### WHAT YOU HAVE TO DO
Present each line of the entries below that holds the word "side".
>>>
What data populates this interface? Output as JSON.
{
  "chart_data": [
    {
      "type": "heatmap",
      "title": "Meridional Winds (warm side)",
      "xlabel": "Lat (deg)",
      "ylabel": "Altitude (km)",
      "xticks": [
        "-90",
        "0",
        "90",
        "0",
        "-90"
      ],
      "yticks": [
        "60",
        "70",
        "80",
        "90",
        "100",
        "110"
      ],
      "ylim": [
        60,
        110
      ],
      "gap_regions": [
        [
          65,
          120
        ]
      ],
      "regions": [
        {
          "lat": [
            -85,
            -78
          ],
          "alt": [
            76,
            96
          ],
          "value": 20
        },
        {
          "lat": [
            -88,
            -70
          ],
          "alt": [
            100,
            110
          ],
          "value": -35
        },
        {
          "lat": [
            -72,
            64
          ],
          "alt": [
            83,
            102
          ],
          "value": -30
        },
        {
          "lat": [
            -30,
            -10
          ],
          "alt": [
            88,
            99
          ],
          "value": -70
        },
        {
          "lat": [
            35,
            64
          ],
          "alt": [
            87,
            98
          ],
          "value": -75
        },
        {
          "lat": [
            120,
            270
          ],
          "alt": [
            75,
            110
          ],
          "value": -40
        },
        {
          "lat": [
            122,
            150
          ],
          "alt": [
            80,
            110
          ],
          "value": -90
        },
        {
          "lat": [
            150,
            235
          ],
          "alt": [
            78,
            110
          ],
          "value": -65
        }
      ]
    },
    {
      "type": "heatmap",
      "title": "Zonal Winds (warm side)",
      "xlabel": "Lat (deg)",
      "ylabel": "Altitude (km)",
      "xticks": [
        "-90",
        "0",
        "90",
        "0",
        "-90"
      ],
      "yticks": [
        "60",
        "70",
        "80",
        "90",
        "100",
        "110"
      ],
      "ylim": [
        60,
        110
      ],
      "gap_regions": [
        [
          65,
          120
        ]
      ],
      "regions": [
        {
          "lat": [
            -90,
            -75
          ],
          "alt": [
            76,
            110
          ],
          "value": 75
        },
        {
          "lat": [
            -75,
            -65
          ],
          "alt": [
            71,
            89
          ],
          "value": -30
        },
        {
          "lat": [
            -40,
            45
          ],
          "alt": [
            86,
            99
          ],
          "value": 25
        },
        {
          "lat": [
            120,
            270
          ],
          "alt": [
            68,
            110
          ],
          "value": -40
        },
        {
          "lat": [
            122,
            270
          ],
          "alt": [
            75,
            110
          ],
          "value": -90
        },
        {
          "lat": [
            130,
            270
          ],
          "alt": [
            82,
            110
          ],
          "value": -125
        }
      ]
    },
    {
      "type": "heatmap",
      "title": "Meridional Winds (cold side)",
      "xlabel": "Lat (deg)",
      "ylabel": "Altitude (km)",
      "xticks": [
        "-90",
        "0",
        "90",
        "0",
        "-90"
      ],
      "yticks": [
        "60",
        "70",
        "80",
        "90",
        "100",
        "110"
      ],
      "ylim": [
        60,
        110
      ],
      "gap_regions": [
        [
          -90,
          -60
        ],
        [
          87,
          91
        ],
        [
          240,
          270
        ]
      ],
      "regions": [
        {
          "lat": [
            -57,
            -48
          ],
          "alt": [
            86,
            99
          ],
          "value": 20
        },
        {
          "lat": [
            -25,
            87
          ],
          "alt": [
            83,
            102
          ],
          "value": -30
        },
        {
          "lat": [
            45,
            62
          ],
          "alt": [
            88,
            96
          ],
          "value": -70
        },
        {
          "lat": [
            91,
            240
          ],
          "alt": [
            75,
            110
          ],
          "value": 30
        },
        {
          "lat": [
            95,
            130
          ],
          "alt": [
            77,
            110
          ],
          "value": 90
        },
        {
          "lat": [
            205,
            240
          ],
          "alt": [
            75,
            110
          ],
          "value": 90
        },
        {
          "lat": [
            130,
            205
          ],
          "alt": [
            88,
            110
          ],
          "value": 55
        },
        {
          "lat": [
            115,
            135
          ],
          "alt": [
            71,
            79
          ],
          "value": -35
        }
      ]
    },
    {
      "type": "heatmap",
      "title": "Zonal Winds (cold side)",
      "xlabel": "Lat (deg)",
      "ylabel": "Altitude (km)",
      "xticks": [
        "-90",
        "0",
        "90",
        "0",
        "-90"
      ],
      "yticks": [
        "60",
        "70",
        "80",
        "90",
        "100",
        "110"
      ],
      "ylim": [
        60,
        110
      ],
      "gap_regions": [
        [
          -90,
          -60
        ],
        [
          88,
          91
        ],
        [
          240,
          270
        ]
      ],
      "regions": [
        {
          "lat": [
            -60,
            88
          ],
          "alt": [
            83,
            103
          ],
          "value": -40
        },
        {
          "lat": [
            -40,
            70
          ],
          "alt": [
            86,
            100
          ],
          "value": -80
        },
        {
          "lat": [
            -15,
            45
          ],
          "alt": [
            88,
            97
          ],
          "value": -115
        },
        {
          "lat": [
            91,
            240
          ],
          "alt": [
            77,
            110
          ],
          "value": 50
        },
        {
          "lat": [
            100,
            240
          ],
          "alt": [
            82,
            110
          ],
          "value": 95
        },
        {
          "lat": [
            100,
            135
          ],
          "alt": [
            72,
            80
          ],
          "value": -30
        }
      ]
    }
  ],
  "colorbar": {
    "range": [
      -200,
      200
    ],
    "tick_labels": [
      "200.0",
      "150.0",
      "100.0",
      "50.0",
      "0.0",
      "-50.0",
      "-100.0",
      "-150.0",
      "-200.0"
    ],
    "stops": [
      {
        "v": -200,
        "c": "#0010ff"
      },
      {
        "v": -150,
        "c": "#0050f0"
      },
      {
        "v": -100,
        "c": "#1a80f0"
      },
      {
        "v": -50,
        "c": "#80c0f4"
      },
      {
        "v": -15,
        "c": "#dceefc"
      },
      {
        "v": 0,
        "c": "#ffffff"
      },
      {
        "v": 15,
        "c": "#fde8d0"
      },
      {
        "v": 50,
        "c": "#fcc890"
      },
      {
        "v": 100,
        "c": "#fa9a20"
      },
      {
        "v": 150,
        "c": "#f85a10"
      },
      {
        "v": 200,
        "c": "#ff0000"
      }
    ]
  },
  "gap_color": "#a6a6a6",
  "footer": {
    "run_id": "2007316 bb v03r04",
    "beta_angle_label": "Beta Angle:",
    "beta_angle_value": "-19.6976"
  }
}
<<<
### SOLUTION FOR THIS TASK
      "title": "Meridional Winds (warm side)",
      "title": "Zonal Winds (warm side)",
      "title": "Meridional Winds (cold side)",
      "title": "Zonal Winds (cold side)",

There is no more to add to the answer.